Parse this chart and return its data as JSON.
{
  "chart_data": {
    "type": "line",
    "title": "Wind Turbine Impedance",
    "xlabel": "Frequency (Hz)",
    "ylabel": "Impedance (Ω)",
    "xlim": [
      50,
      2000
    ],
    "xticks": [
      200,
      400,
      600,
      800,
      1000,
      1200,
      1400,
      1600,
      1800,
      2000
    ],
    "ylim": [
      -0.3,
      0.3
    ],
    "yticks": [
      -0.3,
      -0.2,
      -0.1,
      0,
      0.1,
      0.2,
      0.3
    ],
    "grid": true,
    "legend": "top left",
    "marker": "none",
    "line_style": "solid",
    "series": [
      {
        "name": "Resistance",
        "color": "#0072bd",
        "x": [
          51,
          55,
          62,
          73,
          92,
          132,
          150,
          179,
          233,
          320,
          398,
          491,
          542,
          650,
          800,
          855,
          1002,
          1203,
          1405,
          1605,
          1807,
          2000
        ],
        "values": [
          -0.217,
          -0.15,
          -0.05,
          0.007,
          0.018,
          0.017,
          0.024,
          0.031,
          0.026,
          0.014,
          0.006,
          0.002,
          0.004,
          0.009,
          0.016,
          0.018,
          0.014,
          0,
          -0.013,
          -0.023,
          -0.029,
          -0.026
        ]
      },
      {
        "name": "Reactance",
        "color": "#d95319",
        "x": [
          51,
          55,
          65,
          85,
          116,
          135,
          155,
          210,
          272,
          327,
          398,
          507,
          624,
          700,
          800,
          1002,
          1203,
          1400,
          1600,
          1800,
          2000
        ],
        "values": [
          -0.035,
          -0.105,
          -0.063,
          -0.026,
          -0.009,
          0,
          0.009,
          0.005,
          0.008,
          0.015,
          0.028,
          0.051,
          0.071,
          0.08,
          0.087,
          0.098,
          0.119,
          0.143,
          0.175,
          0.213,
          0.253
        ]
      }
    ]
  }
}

◆ **GIVEN TASK**: Transcribe the data. Leave every line exactly as it is.

◆ **RESPONSE**:
Parse this chart and return its data as JSON.
{
  "chart_data": {
    "type": "line",
    "title": "Wind Turbine Impedance",
    "xlabel": "Frequency (Hz)",
    "ylabel": "Impedance (Ω)",
    "xlim": [
      50,
      2000
    ],
    "xticks": [
      200,
      400,
      600,
      800,
      1000,
      1200,
      1400,
      1600,
      1800,
      2000
    ],
    "ylim": [
      -0.3,
      0.3
    ],
    "yticks": [
      -0.3,
      -0.2,
      -0.1,
      0,
      0.1,
      0.2,
      0.3
    ],
    "grid": true,
    "legend": "top left",
    "marker": "none",
    "line_style": "solid",
    "series": [
      {
        "name": "Resistance",
        "color": "#0072bd",
        "x": [
          51,
          55,
          62,
          73,
          92,
          132,
          150,
          179,
          233,
          320,
          398,
          491,
          542,
          650,
          800,
          855,
          1002,
          1203,
          1405,
          1605,
          1807,
          2000
        ],
        "values": [
          -0.217,
          -0.15,
          -0.05,
          0.007,
          0.018,
          0.017,
          0.024,
          0.031,
          0.026,
          0.014,
          0.006,
          0.002,
          0.004,
          0.009,
          0.016,
          0.018,
          0.014,
          0,
          -0.013,
          -0.023,
          -0.029,
          -0.026
        ]
      },
      {
        "name": "Reactance",
        "color": "#d95319",
        "x": [
          51,
          55,
          65,
          85,
          116,
          135,
          155,
          210,
          272,
          327,
          398,
          507,
          624,
          700,
          800,
          1002,
          1203,
          1400,
          1600,
          1800,
          2000
        ],
        "values": [
          -0.035,
          -0.105,
          -0.063,
          -0.026,
          -0.009,
          0,
          0.009,
          0.005,
          0.008,
          0.015,
          0.028,
          0.051,
          0.071,
          0.08,
          0.087,
          0.098,
          0.119,
          0.143,
          0.175,
          0.213,
          0.253
        ]
      }
    ]
  }
}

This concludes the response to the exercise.